## Okuma Metni:
"""

Değerli arkadaşlar, yargı kararlarını beğeniriz beğenmeyiz ama yer yarılsa, gök kubbe delinse yargı kararlarını uygulamak zorundayız. Bizim görevimiz budur. Şimdi, niye "Yapılan, yargı darbesidir." diyoruz? Gerçekten hukuk devletini tamamıyla ortadan kaldıran bir sonuçtur bu yoksa ben artık bu kararı Can Atalay'la ilgili bir karar olarak görmüyorum, hiç de öyle yorumlamıyorum. "Türkiye Cumhuriyeti devleti demokratik, laik, sosyal bir hukuk devletidir." diye yazıyor Anayasa'mızda. Ben size çok teşekkür ediyorum, Cumhur İttifakı iktidarına; öyle bir hâle getirdiniz ki Türkiye'yi, bütün devlet kurumlarının çivisi çıktı. Bugün de Yargıtay çıktı "Sizin ortadan kaldırdığınız hukuk devletinin olmadığını ben yargı kararıyla tüm dünyaya ilan ediyorum." dedi. Böyle bir şey olabilir mi, bunun kabulü olabilir mi? Bugün yaşadığımız, hukuk devletine gelecek en büyük tehdidin, en büyük tehlikenin yargı aracılığıyla yapılacağını görmek olmuştur. Bu karar, hukuk tarihinde bir hukuk devletinin parti devleti eliyle yargıyı kullanarak nasıl darbe yapacağını göstermesi açısından da hukuk tarihine geçmiş bir karardır. Sorun, hukuk nosyonu olmayan, yeterince hukuk eğitimi almayan yargıçların hiçbir şey bilmeden verdiği bir karar değildir arkadaşlar, çok kıymetli milletvekilleri, çok bilinçli olarak yapılmış, çok bilinçli olarak alınmış bir karardır.

"""

## Yapılacaklar:
(A) Okuma metnine göre Anayasa, Türkiye Cumhuriyeti devletini hangi niteliklerle tanımlıyor? Hepsini sıralayın.
(B) Okuma metninde konuşmacı, kararı artık kiminle ilgili bir karar olarak görmediğini söylüyor?
(C) Yargı kararları üzerine olan okuma metnini, son cümlesinden sonra kaldığı yerden devam ettirin.

Sayfa düzeni işaretleme verileri:
"""

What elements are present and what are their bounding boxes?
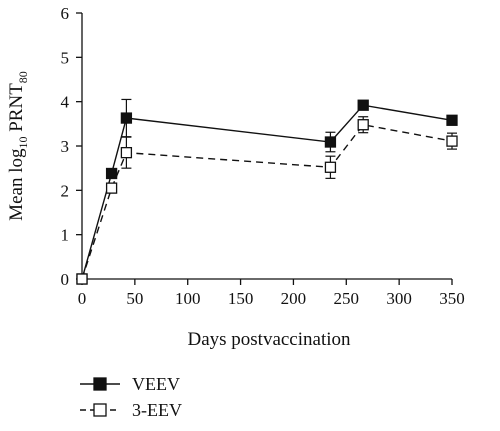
y-tick-label: 2: [61, 181, 70, 200]
y-tick-label: 4: [61, 93, 70, 112]
axes: [81, 13, 452, 280]
data-point: [120, 146, 133, 159]
y-axis-title-sub: 10: [16, 137, 30, 149]
data-point: [357, 99, 369, 111]
data-point: [76, 273, 88, 285]
y-tick-label: 3: [61, 137, 70, 156]
x-axis-title: Days postvaccination: [187, 329, 351, 350]
x-tick-label: 200: [281, 289, 307, 308]
series-line: [81, 123, 453, 280]
data-point: [105, 167, 118, 180]
x-tick-label: 0: [78, 289, 87, 308]
y-ticks: 0 1 2 3 4 5 6: [61, 4, 82, 289]
y-axis-title-sub2: 80: [16, 71, 30, 83]
y-tick-label: 5: [61, 48, 70, 67]
data-point: [105, 182, 118, 194]
data-point: [324, 136, 337, 148]
x-tick-label: 350: [439, 289, 465, 308]
y-tick-label: 1: [61, 226, 70, 245]
series-3-eev: [76, 116, 458, 285]
y-tick-label: 6: [61, 4, 70, 23]
data-point: [446, 114, 458, 126]
legend: VEEV 3-EEV: [80, 374, 182, 420]
legend-label: VEEV: [132, 374, 180, 394]
y-axis-title-rest: PRNT: [6, 83, 27, 137]
x-ticks: 0 50 100 150 200 250 300 350: [78, 279, 465, 308]
x-tick-label: 100: [175, 289, 201, 308]
y-axis-title: Mean log10 PRNT80: [6, 71, 30, 221]
data-point: [120, 112, 133, 124]
series-veev: [76, 98, 458, 285]
y-axis-title-main: Mean log: [6, 148, 27, 221]
legend-marker: [93, 403, 107, 417]
data-point: [324, 161, 337, 173]
legend-item: VEEV: [80, 374, 180, 394]
legend-label: 3-EEV: [132, 400, 182, 420]
x-tick-label: 50: [126, 289, 143, 308]
data-point: [446, 135, 458, 147]
legend-item: 3-EEV: [80, 400, 182, 420]
legend-marker: [93, 377, 107, 391]
series-layer: [76, 98, 458, 285]
data-point: [357, 119, 369, 131]
y-tick-label: 0: [61, 270, 70, 289]
x-tick-label: 300: [386, 289, 412, 308]
x-tick-label: 150: [228, 289, 254, 308]
x-tick-label: 250: [334, 289, 360, 308]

"""

## Alıştırma Sonuçları:
(A) Demokratik, laik, sosyal, hukuk devleti

(B) Can Atalay

(C)
Futbol kentinin temsilcisi bir milletvekili olarak söyleyeyim, dün sabah yapacağım bir konuşmada şunu diyecektim: Top çeviriyorlar, İstanbul 13. Ağır Ceza Mahkemesi pası attı, pası aldı -topu çeviriyorlar- Yargıtay 3. Dairesi de golü atacak yakında diyecektim ki golü attı. Golü kim yedi?

VEHBİ KOÇ (Trabzon) - Gol!

SİBEL SUİÇMEZ (Devamla) - Siz öyle anlayın, kapınızı birileri çaldığında göreceksiniz ne olduğunu.

Şimdi golü Türkiye Cumhuriyeti devleti ve Türkiye Cumhuriyeti Anayasası yemiş oldu. Bize buradan ne düşecek? Bize buradan şu düşecek: Gerçekten bilinçli bir şekilde yapılan Anayasa Mahkemesini yıpratmayı burada görüyoruz. Hedefinizin, Anayasa Mahkemesinin yetkilerini yeni yapacağınızı iddia ettiğiniz anayasada değiştirmek olduğunu çok iyi görüyoruz, gözlemliyoruz. Tehlikenin farkındayız, tehlikenin farkında olduğumuzu halkımızla bütünleşerek alanların her yerinde dikkate alacağız. Halkımızı direnmeye çağırmak kaos yaratmak değildir, halkın hukuka duyduğu güveni, halkın Anayasa'ya duyduğu bağlılığı ortaya koymaktır.

(Mikrofon otomatik cihaz tarafından kapatıldı)

BAŞKAN - Sayın Suiçmez, lütfen tamamlayın.

SİBEL SUİÇMEZ (Devamla) - Siz halktan korkabilirsiniz, bence de korkun; bu halk, cumhuriyete bağlılığını, Anayasa'ya bağlılığını göstermeye devam edecektir. Kimse bizden Anayasa'yı ihlal edecek kararlara saygı göstermemizi beklemesin.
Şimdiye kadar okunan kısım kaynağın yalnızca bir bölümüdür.